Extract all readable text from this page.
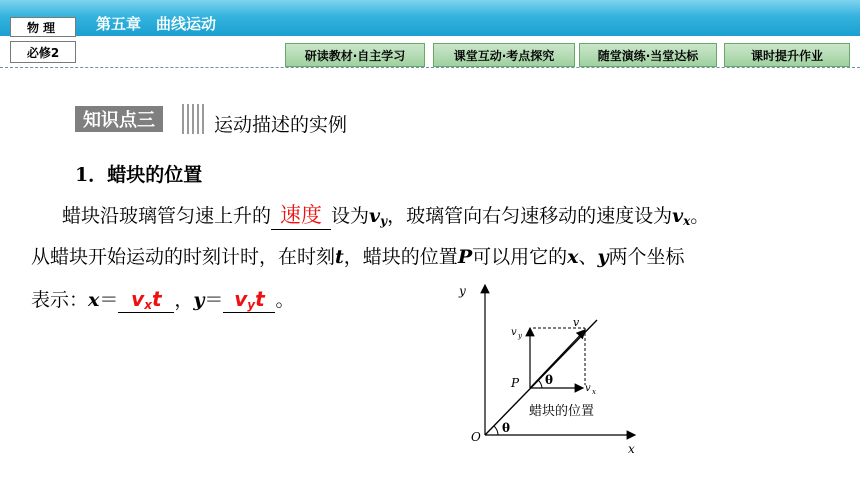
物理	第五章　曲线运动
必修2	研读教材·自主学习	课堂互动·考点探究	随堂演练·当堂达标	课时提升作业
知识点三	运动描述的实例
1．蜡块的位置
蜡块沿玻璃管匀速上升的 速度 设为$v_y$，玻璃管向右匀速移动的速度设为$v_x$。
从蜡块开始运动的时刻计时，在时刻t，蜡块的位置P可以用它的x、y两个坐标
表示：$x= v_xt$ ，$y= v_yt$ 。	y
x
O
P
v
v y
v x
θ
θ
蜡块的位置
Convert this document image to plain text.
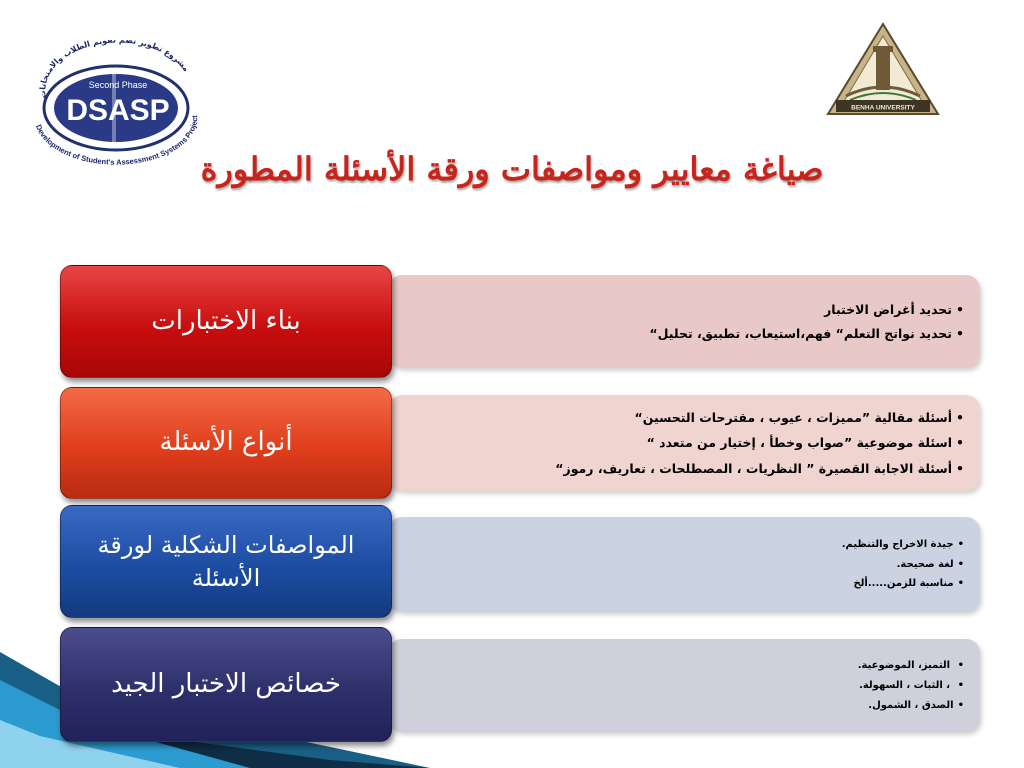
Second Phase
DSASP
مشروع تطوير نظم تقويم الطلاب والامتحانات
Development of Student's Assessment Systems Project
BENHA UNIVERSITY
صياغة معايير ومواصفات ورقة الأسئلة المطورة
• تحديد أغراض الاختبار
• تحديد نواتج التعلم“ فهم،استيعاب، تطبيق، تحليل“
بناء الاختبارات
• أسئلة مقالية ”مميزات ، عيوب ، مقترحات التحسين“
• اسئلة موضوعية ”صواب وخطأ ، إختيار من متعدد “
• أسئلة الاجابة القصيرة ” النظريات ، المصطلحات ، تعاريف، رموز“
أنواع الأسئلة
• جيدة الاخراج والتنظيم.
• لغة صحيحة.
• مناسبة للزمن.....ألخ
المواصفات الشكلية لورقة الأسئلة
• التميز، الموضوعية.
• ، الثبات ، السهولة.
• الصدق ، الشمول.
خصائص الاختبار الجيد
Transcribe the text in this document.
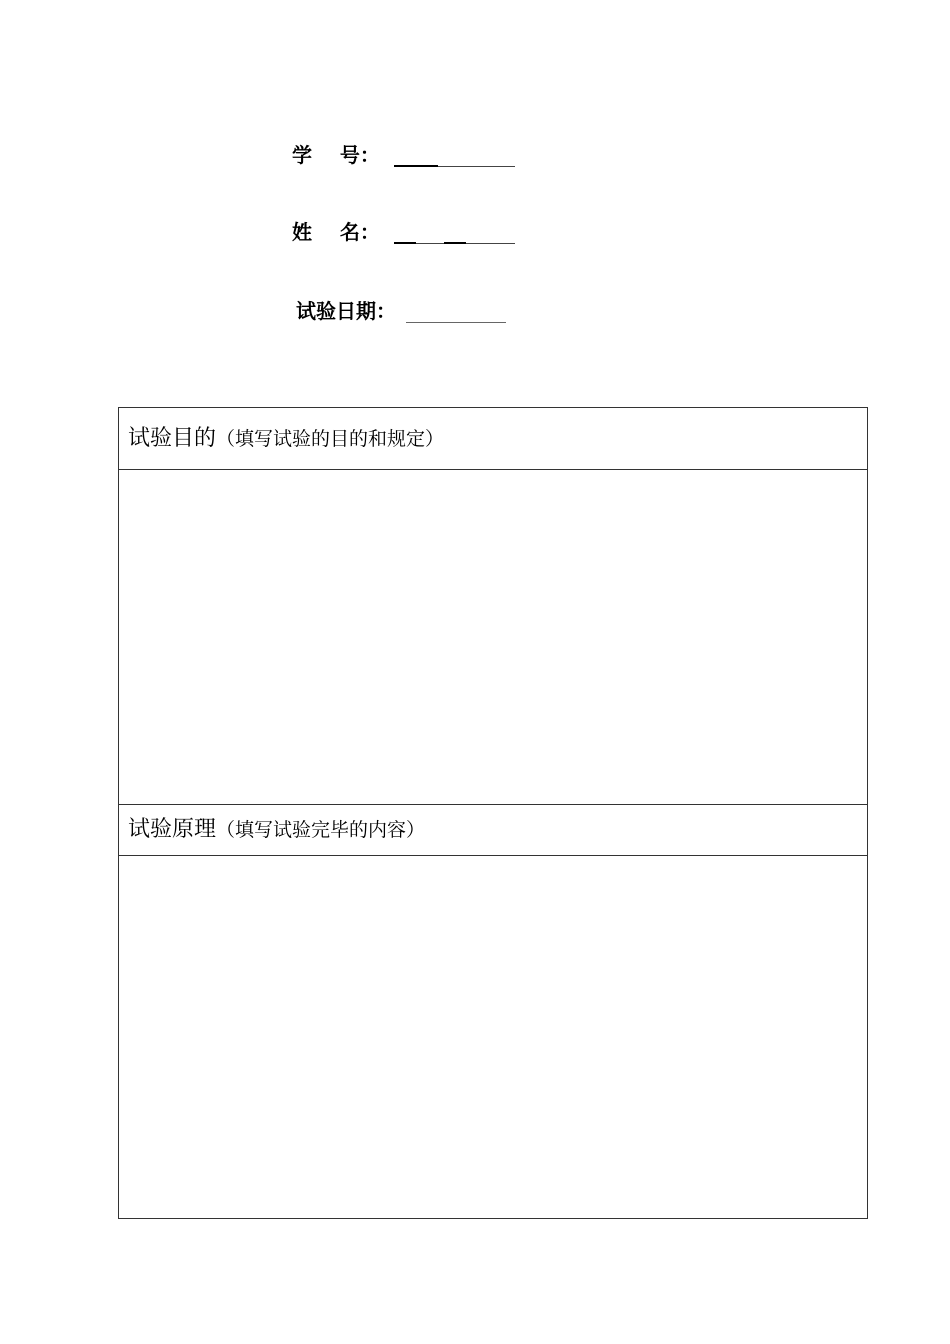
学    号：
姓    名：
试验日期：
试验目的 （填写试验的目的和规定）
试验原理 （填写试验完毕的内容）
-*-
◆ Written instruction ◆
Give only the number of lines in the entries that contain "تحديد".

◆ Exercise output ◆
2